*TO BE DONE:*
The records below need retyping in full; give them again exactly.

*MATERIAL SHOWN:*
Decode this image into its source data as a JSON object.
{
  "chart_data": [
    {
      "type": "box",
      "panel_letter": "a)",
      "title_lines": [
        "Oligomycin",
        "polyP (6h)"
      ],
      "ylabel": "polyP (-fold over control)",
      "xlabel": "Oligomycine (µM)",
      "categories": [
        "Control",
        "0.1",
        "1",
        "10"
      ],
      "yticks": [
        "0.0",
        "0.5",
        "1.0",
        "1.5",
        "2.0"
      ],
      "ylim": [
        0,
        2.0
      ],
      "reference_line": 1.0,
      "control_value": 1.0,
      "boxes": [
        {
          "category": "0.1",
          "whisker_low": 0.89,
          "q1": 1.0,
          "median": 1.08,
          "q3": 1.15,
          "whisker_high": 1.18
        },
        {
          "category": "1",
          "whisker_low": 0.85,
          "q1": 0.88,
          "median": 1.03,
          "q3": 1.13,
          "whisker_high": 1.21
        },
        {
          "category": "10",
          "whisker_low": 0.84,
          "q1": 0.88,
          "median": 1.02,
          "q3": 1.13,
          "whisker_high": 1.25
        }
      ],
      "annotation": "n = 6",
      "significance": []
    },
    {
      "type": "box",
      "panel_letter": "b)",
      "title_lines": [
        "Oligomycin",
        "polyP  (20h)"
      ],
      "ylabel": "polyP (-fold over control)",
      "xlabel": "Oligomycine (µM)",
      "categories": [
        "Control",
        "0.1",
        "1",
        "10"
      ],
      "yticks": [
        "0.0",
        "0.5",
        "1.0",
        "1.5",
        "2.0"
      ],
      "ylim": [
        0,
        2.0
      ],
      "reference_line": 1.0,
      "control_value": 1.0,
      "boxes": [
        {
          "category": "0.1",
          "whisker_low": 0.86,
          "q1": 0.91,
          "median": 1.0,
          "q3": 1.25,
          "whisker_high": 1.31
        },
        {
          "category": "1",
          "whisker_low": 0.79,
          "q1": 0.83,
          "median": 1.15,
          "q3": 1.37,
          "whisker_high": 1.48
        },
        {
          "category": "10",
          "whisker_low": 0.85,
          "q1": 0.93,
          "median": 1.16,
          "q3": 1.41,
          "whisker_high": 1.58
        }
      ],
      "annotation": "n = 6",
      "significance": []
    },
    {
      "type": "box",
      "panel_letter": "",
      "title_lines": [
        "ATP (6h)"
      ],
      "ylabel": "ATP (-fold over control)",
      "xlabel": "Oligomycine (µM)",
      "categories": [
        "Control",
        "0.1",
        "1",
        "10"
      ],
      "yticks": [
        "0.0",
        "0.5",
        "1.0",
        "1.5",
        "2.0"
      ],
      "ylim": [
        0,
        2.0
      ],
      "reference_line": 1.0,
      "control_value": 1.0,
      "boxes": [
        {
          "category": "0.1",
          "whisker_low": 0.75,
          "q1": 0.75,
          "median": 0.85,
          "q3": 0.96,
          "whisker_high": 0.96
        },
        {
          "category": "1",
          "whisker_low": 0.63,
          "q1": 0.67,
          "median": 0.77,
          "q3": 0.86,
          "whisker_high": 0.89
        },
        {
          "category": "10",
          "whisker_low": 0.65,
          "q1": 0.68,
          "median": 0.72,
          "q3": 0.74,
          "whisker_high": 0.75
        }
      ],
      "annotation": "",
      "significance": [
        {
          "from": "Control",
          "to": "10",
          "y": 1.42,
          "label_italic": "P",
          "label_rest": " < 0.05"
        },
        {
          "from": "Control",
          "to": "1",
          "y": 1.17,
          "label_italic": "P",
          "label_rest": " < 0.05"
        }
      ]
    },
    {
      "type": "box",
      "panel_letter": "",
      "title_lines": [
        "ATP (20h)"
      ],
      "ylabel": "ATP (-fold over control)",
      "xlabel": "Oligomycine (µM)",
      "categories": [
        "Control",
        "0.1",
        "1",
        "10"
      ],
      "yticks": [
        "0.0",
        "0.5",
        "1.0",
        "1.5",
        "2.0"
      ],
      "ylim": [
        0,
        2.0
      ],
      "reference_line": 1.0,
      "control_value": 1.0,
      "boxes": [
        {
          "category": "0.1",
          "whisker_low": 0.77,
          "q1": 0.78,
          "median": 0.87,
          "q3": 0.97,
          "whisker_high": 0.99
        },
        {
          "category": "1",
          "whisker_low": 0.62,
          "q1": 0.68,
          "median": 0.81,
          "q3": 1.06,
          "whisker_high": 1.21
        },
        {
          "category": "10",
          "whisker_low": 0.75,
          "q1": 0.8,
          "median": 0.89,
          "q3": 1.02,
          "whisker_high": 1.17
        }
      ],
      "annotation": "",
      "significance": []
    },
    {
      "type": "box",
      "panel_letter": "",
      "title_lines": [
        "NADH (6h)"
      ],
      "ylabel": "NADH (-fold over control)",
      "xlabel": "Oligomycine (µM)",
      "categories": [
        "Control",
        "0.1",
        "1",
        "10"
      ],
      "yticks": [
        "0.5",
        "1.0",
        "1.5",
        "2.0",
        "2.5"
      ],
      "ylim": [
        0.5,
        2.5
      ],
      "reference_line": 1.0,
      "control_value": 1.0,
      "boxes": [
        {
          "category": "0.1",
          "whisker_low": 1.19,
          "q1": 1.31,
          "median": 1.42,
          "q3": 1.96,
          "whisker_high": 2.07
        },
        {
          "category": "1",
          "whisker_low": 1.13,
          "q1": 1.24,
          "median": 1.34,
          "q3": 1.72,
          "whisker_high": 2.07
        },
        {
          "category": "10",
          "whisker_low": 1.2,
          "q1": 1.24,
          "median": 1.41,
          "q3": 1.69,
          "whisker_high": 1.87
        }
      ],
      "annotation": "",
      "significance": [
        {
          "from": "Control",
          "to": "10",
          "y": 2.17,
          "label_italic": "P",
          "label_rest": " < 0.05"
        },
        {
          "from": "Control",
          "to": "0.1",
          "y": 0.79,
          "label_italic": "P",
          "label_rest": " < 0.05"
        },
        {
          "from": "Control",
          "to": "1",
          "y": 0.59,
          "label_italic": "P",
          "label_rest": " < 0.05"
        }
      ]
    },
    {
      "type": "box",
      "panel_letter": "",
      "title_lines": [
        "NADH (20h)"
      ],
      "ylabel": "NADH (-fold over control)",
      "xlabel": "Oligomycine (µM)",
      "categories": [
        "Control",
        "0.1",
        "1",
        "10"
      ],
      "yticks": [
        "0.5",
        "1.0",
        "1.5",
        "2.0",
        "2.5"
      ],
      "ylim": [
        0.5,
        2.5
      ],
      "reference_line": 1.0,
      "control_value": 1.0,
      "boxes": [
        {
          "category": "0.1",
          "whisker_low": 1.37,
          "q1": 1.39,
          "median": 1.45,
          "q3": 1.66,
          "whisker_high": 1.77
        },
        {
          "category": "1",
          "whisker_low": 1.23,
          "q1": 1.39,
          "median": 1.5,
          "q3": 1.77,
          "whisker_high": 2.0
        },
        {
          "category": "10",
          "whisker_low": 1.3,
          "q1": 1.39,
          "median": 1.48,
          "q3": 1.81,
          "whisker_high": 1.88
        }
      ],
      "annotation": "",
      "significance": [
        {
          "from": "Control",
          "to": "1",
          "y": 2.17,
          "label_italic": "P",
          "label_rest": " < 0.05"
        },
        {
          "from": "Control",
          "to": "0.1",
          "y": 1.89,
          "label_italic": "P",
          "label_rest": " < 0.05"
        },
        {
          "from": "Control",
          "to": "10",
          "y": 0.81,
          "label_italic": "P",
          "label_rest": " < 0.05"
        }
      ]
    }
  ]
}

*RESPONSE TO THIS EXERCISE:*
Decode this image into its source data as a JSON object.
{
  "chart_data": [
    {
      "type": "box",
      "panel_letter": "a)",
      "title_lines": [
        "Oligomycin",
        "polyP (6h)"
      ],
      "ylabel": "polyP (-fold over control)",
      "xlabel": "Oligomycine (µM)",
      "categories": [
        "Control",
        "0.1",
        "1",
        "10"
      ],
      "yticks": [
        "0.0",
        "0.5",
        "1.0",
        "1.5",
        "2.0"
      ],
      "ylim": [
        0,
        2.0
      ],
      "reference_line": 1.0,
      "control_value": 1.0,
      "boxes": [
        {
          "category": "0.1",
          "whisker_low": 0.89,
          "q1": 1.0,
          "median": 1.08,
          "q3": 1.15,
          "whisker_high": 1.18
        },
        {
          "category": "1",
          "whisker_low": 0.85,
          "q1": 0.88,
          "median": 1.03,
          "q3": 1.13,
          "whisker_high": 1.21
        },
        {
          "category": "10",
          "whisker_low": 0.84,
          "q1": 0.88,
          "median": 1.02,
          "q3": 1.13,
          "whisker_high": 1.25
        }
      ],
      "annotation": "n = 6",
      "significance": []
    },
    {
      "type": "box",
      "panel_letter": "b)",
      "title_lines": [
        "Oligomycin",
        "polyP  (20h)"
      ],
      "ylabel": "polyP (-fold over control)",
      "xlabel": "Oligomycine (µM)",
      "categories": [
        "Control",
        "0.1",
        "1",
        "10"
      ],
      "yticks": [
        "0.0",
        "0.5",
        "1.0",
        "1.5",
        "2.0"
      ],
      "ylim": [
        0,
        2.0
      ],
      "reference_line": 1.0,
      "control_value": 1.0,
      "boxes": [
        {
          "category": "0.1",
          "whisker_low": 0.86,
          "q1": 0.91,
          "median": 1.0,
          "q3": 1.25,
          "whisker_high": 1.31
        },
        {
          "category": "1",
          "whisker_low": 0.79,
          "q1": 0.83,
          "median": 1.15,
          "q3": 1.37,
          "whisker_high": 1.48
        },
        {
          "category": "10",
          "whisker_low": 0.85,
          "q1": 0.93,
          "median": 1.16,
          "q3": 1.41,
          "whisker_high": 1.58
        }
      ],
      "annotation": "n = 6",
      "significance": []
    },
    {
      "type": "box",
      "panel_letter": "",
      "title_lines": [
        "ATP (6h)"
      ],
      "ylabel": "ATP (-fold over control)",
      "xlabel": "Oligomycine (µM)",
      "categories": [
        "Control",
        "0.1",
        "1",
        "10"
      ],
      "yticks": [
        "0.0",
        "0.5",
        "1.0",
        "1.5",
        "2.0"
      ],
      "ylim": [
        0,
        2.0
      ],
      "reference_line": 1.0,
      "control_value": 1.0,
      "boxes": [
        {
          "category": "0.1",
          "whisker_low": 0.75,
          "q1": 0.75,
          "median": 0.85,
          "q3": 0.96,
          "whisker_high": 0.96
        },
        {
          "category": "1",
          "whisker_low": 0.63,
          "q1": 0.67,
          "median": 0.77,
          "q3": 0.86,
          "whisker_high": 0.89
        },
        {
          "category": "10",
          "whisker_low": 0.65,
          "q1": 0.68,
          "median": 0.72,
          "q3": 0.74,
          "whisker_high": 0.75
        }
      ],
      "annotation": "",
      "significance": [
        {
          "from": "Control",
          "to": "10",
          "y": 1.42,
          "label_italic": "P",
          "label_rest": " < 0.05"
        },
        {
          "from": "Control",
          "to": "1",
          "y": 1.17,
          "label_italic": "P",
          "label_rest": " < 0.05"
        }
      ]
    },
    {
      "type": "box",
      "panel_letter": "",
      "title_lines": [
        "ATP (20h)"
      ],
      "ylabel": "ATP (-fold over control)",
      "xlabel": "Oligomycine (µM)",
      "categories": [
        "Control",
        "0.1",
        "1",
        "10"
      ],
      "yticks": [
        "0.0",
        "0.5",
        "1.0",
        "1.5",
        "2.0"
      ],
      "ylim": [
        0,
        2.0
      ],
      "reference_line": 1.0,
      "control_value": 1.0,
      "boxes": [
        {
          "category": "0.1",
          "whisker_low": 0.77,
          "q1": 0.78,
          "median": 0.87,
          "q3": 0.97,
          "whisker_high": 0.99
        },
        {
          "category": "1",
          "whisker_low": 0.62,
          "q1": 0.68,
          "median": 0.81,
          "q3": 1.06,
          "whisker_high": 1.21
        },
        {
          "category": "10",
          "whisker_low": 0.75,
          "q1": 0.8,
          "median": 0.89,
          "q3": 1.02,
          "whisker_high": 1.17
        }
      ],
      "annotation": "",
      "significance": []
    },
    {
      "type": "box",
      "panel_letter": "",
      "title_lines": [
        "NADH (6h)"
      ],
      "ylabel": "NADH (-fold over control)",
      "xlabel": "Oligomycine (µM)",
      "categories": [
        "Control",
        "0.1",
        "1",
        "10"
      ],
      "yticks": [
        "0.5",
        "1.0",
        "1.5",
        "2.0",
        "2.5"
      ],
      "ylim": [
        0.5,
        2.5
      ],
      "reference_line": 1.0,
      "control_value": 1.0,
      "boxes": [
        {
          "category": "0.1",
          "whisker_low": 1.19,
          "q1": 1.31,
          "median": 1.42,
          "q3": 1.96,
          "whisker_high": 2.07
        },
        {
          "category": "1",
          "whisker_low": 1.13,
          "q1": 1.24,
          "median": 1.34,
          "q3": 1.72,
          "whisker_high": 2.07
        },
        {
          "category": "10",
          "whisker_low": 1.2,
          "q1": 1.24,
          "median": 1.41,
          "q3": 1.69,
          "whisker_high": 1.87
        }
      ],
      "annotation": "",
      "significance": [
        {
          "from": "Control",
          "to": "10",
          "y": 2.17,
          "label_italic": "P",
          "label_rest": " < 0.05"
        },
        {
          "from": "Control",
          "to": "0.1",
          "y": 0.79,
          "label_italic": "P",
          "label_rest": " < 0.05"
        },
        {
          "from": "Control",
          "to": "1",
          "y": 0.59,
          "label_italic": "P",
          "label_rest": " < 0.05"
        }
      ]
    },
    {
      "type": "box",
      "panel_letter": "",
      "title_lines": [
        "NADH (20h)"
      ],
      "ylabel": "NADH (-fold over control)",
      "xlabel": "Oligomycine (µM)",
      "categories": [
        "Control",
        "0.1",
        "1",
        "10"
      ],
      "yticks": [
        "0.5",
        "1.0",
        "1.5",
        "2.0",
        "2.5"
      ],
      "ylim": [
        0.5,
        2.5
      ],
      "reference_line": 1.0,
      "control_value": 1.0,
      "boxes": [
        {
          "category": "0.1",
          "whisker_low": 1.37,
          "q1": 1.39,
          "median": 1.45,
          "q3": 1.66,
          "whisker_high": 1.77
        },
        {
          "category": "1",
          "whisker_low": 1.23,
          "q1": 1.39,
          "median": 1.5,
          "q3": 1.77,
          "whisker_high": 2.0
        },
        {
          "category": "10",
          "whisker_low": 1.3,
          "q1": 1.39,
          "median": 1.48,
          "q3": 1.81,
          "whisker_high": 1.88
        }
      ],
      "annotation": "",
      "significance": [
        {
          "from": "Control",
          "to": "1",
          "y": 2.17,
          "label_italic": "P",
          "label_rest": " < 0.05"
        },
        {
          "from": "Control",
          "to": "0.1",
          "y": 1.89,
          "label_italic": "P",
          "label_rest": " < 0.05"
        },
        {
          "from": "Control",
          "to": "10",
          "y": 0.81,
          "label_italic": "P",
          "label_rest": " < 0.05"
        }
      ]
    }
  ]
}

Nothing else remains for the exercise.